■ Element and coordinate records
——
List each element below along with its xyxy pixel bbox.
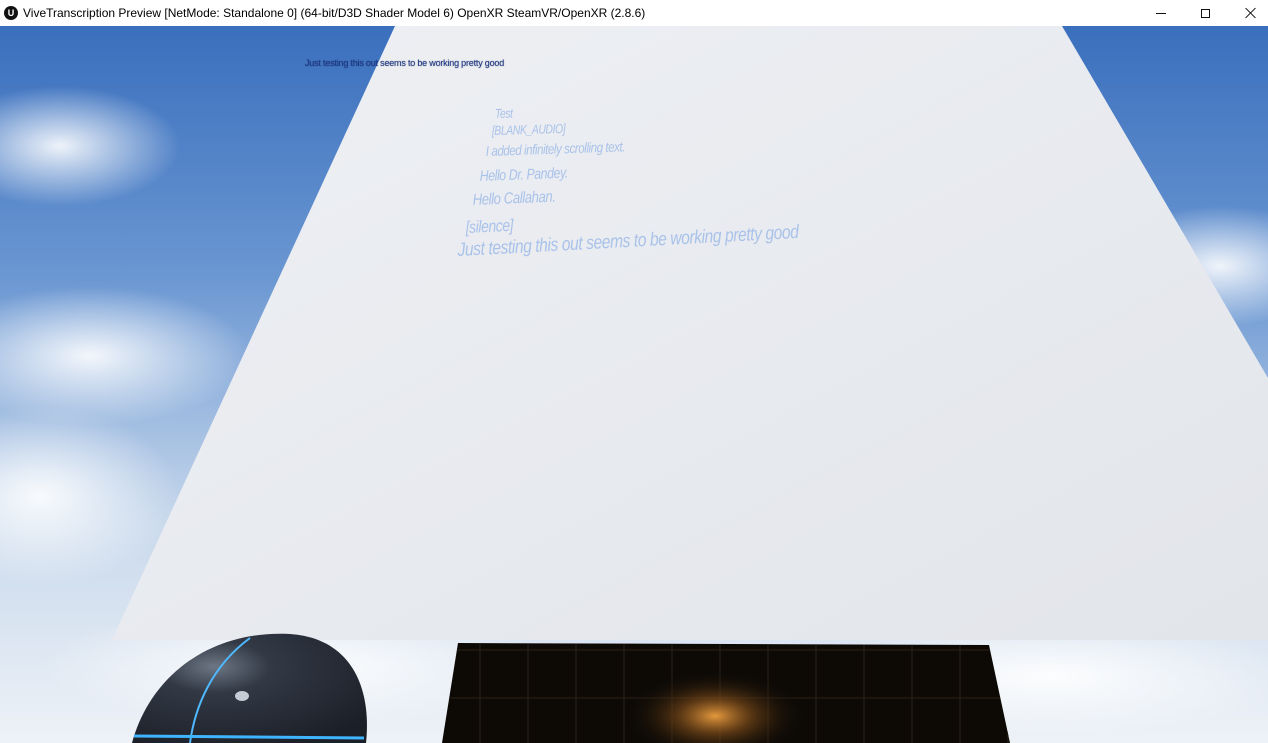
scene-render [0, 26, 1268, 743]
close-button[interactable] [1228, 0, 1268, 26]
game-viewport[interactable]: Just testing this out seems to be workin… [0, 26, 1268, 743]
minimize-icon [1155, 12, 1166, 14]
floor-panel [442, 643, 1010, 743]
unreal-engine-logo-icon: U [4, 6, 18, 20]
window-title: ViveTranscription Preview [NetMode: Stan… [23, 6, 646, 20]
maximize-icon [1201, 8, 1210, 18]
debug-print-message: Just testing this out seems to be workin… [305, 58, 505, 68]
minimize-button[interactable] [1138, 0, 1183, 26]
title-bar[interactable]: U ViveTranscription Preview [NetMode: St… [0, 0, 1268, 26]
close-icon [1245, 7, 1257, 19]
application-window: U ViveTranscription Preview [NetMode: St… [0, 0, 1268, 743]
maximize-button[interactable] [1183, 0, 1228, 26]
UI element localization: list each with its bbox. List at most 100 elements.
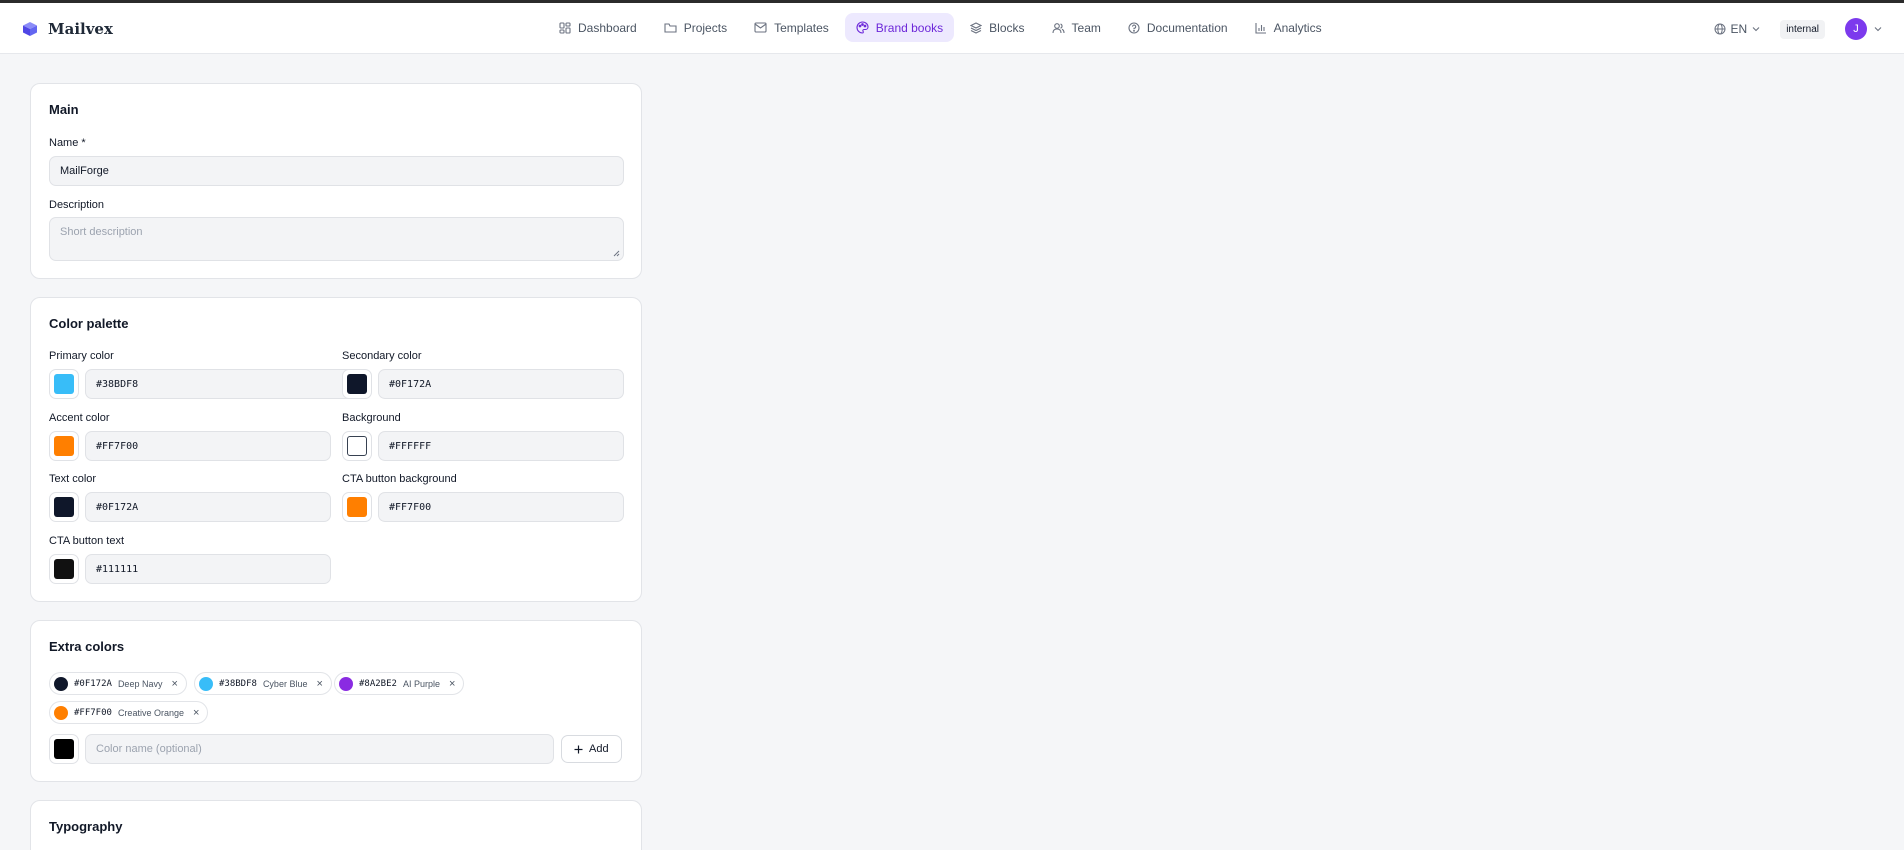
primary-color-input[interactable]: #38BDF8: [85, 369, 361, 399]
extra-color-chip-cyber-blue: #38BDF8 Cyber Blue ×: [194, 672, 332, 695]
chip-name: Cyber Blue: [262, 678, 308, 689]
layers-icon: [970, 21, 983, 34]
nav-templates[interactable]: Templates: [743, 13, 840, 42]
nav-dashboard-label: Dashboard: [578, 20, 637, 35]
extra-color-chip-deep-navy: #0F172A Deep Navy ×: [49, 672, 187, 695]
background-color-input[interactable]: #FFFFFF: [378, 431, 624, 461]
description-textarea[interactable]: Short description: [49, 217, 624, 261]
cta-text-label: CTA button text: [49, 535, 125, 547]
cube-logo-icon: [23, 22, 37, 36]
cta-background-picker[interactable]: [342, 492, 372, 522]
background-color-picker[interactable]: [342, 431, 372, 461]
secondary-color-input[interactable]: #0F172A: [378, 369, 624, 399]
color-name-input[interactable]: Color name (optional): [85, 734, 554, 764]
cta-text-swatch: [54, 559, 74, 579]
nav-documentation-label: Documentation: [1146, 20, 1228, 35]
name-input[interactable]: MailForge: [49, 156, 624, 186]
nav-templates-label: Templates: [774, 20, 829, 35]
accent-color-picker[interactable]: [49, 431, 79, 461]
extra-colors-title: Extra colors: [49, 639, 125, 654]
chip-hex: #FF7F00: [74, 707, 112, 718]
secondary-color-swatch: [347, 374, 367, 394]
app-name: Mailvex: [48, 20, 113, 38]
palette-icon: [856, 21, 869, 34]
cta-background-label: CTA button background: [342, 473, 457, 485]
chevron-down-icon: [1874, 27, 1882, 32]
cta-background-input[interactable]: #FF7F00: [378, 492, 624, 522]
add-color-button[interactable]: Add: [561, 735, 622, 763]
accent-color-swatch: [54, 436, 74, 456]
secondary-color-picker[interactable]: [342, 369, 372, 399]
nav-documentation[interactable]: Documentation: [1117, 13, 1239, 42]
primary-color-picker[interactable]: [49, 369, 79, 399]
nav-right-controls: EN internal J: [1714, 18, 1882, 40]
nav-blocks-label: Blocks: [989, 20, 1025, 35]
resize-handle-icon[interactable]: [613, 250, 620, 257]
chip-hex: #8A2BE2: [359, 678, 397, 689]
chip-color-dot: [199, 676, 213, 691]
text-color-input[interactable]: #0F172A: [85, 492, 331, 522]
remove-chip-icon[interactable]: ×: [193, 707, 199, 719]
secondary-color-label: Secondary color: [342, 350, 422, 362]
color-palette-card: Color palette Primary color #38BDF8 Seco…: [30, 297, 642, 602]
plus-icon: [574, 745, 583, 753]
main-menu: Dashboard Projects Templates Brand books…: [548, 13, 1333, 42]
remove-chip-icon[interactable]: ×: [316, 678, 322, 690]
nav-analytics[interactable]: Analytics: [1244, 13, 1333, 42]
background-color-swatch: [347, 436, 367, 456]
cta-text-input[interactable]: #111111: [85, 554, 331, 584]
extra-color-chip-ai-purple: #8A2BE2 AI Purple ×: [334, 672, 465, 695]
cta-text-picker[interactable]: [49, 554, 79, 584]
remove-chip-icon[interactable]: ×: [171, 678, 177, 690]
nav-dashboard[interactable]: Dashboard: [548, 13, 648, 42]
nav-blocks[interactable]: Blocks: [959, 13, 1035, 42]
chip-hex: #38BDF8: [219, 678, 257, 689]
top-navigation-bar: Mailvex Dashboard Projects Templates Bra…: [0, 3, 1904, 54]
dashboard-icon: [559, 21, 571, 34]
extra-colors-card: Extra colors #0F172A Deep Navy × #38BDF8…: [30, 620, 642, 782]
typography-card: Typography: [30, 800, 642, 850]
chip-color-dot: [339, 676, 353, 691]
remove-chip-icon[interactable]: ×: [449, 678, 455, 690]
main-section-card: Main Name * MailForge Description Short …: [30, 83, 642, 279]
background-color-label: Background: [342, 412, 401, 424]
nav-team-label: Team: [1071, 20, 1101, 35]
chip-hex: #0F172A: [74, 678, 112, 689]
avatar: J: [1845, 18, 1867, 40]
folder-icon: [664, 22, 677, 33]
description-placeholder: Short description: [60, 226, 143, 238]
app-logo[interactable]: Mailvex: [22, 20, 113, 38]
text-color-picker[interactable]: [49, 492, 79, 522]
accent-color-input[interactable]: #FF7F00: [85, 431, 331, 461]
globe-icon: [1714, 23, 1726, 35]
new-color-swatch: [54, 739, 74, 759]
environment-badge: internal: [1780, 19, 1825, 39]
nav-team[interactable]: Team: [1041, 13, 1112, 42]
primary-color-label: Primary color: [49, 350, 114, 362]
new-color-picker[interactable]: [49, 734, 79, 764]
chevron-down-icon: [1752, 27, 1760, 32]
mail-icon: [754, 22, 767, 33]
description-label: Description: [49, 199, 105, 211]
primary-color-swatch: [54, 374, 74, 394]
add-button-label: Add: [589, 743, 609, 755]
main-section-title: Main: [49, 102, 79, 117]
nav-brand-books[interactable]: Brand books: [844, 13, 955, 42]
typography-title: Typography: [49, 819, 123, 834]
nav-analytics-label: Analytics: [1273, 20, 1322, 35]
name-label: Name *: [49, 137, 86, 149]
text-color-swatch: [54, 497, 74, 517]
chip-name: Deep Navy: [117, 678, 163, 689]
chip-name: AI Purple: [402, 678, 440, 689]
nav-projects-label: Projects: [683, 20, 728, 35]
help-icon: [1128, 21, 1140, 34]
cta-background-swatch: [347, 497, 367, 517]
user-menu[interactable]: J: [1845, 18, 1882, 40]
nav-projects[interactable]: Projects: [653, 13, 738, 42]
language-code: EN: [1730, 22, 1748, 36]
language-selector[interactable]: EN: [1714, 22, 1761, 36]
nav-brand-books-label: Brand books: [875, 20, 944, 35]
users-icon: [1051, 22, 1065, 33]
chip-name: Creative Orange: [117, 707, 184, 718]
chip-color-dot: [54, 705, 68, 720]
——
■ WRITTEN REQUEST
Transcribe the records above line for line, keeping every character unchanged. Omit the pictures from your answer.

■ WRITTEN ANSWER
List each element below along with its xyxy pixel bbox.
scene-render [0, 26, 1268, 743]
close-button[interactable] [1228, 0, 1268, 26]
game-viewport[interactable]: Just testing this out seems to be workin… [0, 26, 1268, 743]
minimize-icon [1155, 12, 1166, 14]
floor-panel [442, 643, 1010, 743]
unreal-engine-logo-icon: U [4, 6, 18, 20]
window-title: ViveTranscription Preview [NetMode: Stan… [23, 6, 646, 20]
maximize-icon [1201, 8, 1210, 18]
debug-print-message: Just testing this out seems to be workin… [305, 58, 505, 68]
minimize-button[interactable] [1138, 0, 1183, 26]
title-bar[interactable]: U ViveTranscription Preview [NetMode: St… [0, 0, 1268, 26]
close-icon [1245, 7, 1257, 19]
application-window: U ViveTranscription Preview [NetMode: St… [0, 0, 1268, 743]
maximize-button[interactable] [1183, 0, 1228, 26]
UI element localization: list each with its bbox. List at most 100 elements.
primary-color-input[interactable]: #38BDF8: [85, 369, 361, 399]
extra-color-chip-cyber-blue: #38BDF8 Cyber Blue ×: [194, 672, 332, 695]
chip-name: Cyber Blue: [262, 678, 308, 689]
layers-icon: [970, 21, 983, 34]
nav-templates[interactable]: Templates: [743, 13, 840, 42]
nav-dashboard-label: Dashboard: [578, 20, 637, 35]
extra-color-chip-deep-navy: #0F172A Deep Navy ×: [49, 672, 187, 695]
background-color-input[interactable]: #FFFFFF: [378, 431, 624, 461]
description-textarea[interactable]: Short description: [49, 217, 624, 261]
cta-text-label: CTA button text: [49, 535, 125, 547]
cube-logo-icon: [23, 22, 37, 36]
cta-background-picker[interactable]: [342, 492, 372, 522]
background-color-picker[interactable]: [342, 431, 372, 461]
secondary-color-input[interactable]: #0F172A: [378, 369, 624, 399]
color-name-input[interactable]: Color name (optional): [85, 734, 554, 764]
cta-text-swatch: [54, 559, 74, 579]
nav-documentation-label: Documentation: [1146, 20, 1228, 35]
name-input[interactable]: MailForge: [49, 156, 624, 186]
nav-templates-label: Templates: [774, 20, 829, 35]
accent-color-picker[interactable]: [49, 431, 79, 461]
extra-colors-title: Extra colors: [49, 639, 125, 654]
chip-hex: #FF7F00: [74, 707, 112, 718]
secondary-color-swatch: [347, 374, 367, 394]
app-name: Mailvex: [48, 20, 113, 38]
palette-icon: [856, 21, 869, 34]
cta-background-label: CTA button background: [342, 473, 457, 485]
chevron-down-icon: [1874, 27, 1882, 32]
cta-background-input[interactable]: #FF7F00: [378, 492, 624, 522]
add-color-button[interactable]: Add: [561, 735, 622, 763]
accent-color-swatch: [54, 436, 74, 456]
secondary-color-picker[interactable]: [342, 369, 372, 399]
nav-documentation[interactable]: Documentation: [1117, 13, 1239, 42]
primary-color-picker[interactable]: [49, 369, 79, 399]
nav-right-controls: EN internal J: [1714, 18, 1882, 40]
nav-blocks-label: Blocks: [989, 20, 1025, 35]
resize-handle-icon[interactable]: [613, 250, 620, 257]
chip-hex: #8A2BE2: [359, 678, 397, 689]
chip-color-dot: [199, 676, 213, 691]
text-color-input[interactable]: #0F172A: [85, 492, 331, 522]
remove-chip-icon[interactable]: ×: [193, 707, 199, 719]
secondary-color-label: Secondary color: [342, 350, 422, 362]
color-palette-card: Color palette Primary color #38BDF8 Seco…: [30, 297, 642, 602]
plus-icon: [574, 745, 583, 753]
main-menu: Dashboard Projects Templates Brand books…: [548, 13, 1333, 42]
remove-chip-icon[interactable]: ×: [316, 678, 322, 690]
nav-analytics[interactable]: Analytics: [1244, 13, 1333, 42]
background-color-swatch: [347, 436, 367, 456]
cta-text-input[interactable]: #111111: [85, 554, 331, 584]
extra-color-chip-ai-purple: #8A2BE2 AI Purple ×: [334, 672, 465, 695]
cta-text-picker[interactable]: [49, 554, 79, 584]
remove-chip-icon[interactable]: ×: [171, 678, 177, 690]
nav-dashboard[interactable]: Dashboard: [548, 13, 648, 42]
nav-blocks[interactable]: Blocks: [959, 13, 1035, 42]
chip-hex: #38BDF8: [219, 678, 257, 689]
top-navigation-bar: Mailvex Dashboard Projects Templates Bra…: [0, 3, 1904, 54]
dashboard-icon: [559, 21, 571, 34]
extra-colors-card: Extra colors #0F172A Deep Navy × #38BDF8…: [30, 620, 642, 782]
typography-card: Typography: [30, 800, 642, 850]
chip-color-dot: [339, 676, 353, 691]
remove-chip-icon[interactable]: ×: [449, 678, 455, 690]
main-section-card: Main Name * MailForge Description Short …: [30, 83, 642, 279]
background-color-label: Background: [342, 412, 401, 424]
nav-team-label: Team: [1071, 20, 1101, 35]
chip-hex: #0F172A: [74, 678, 112, 689]
avatar: J: [1845, 18, 1867, 40]
folder-icon: [664, 22, 677, 33]
description-placeholder: Short description: [60, 226, 143, 238]
app-logo[interactable]: Mailvex: [22, 20, 113, 38]
text-color-picker[interactable]: [49, 492, 79, 522]
accent-color-input[interactable]: #FF7F00: [85, 431, 331, 461]
globe-icon: [1714, 23, 1726, 35]
new-color-swatch: [54, 739, 74, 759]
environment-badge: internal: [1780, 19, 1825, 39]
nav-team[interactable]: Team: [1041, 13, 1112, 42]
primary-color-label: Primary color: [49, 350, 114, 362]
new-color-picker[interactable]: [49, 734, 79, 764]
chevron-down-icon: [1752, 27, 1760, 32]
mail-icon: [754, 22, 767, 33]
description-label: Description: [49, 199, 105, 211]
primary-color-swatch: [54, 374, 74, 394]
add-button-label: Add: [589, 743, 609, 755]
main-section-title: Main: [49, 102, 79, 117]
nav-brand-books[interactable]: Brand books: [844, 13, 955, 42]
typography-title: Typography: [49, 819, 123, 834]
nav-analytics-label: Analytics: [1273, 20, 1322, 35]
name-label: Name *: [49, 137, 86, 149]
text-color-swatch: [54, 497, 74, 517]
chip-name: Deep Navy: [117, 678, 163, 689]
chip-name: AI Purple: [402, 678, 440, 689]
nav-projects-label: Projects: [683, 20, 728, 35]
help-icon: [1128, 21, 1140, 34]
cta-background-swatch: [347, 497, 367, 517]
user-menu[interactable]: J: [1845, 18, 1882, 40]
nav-projects[interactable]: Projects: [653, 13, 738, 42]
language-code: EN: [1730, 22, 1748, 36]
language-selector[interactable]: EN: [1714, 22, 1761, 36]
nav-brand-books-label: Brand books: [875, 20, 944, 35]
users-icon: [1051, 22, 1065, 33]
chip-name: Creative Orange: [117, 707, 184, 718]
chip-color-dot: [54, 705, 68, 720]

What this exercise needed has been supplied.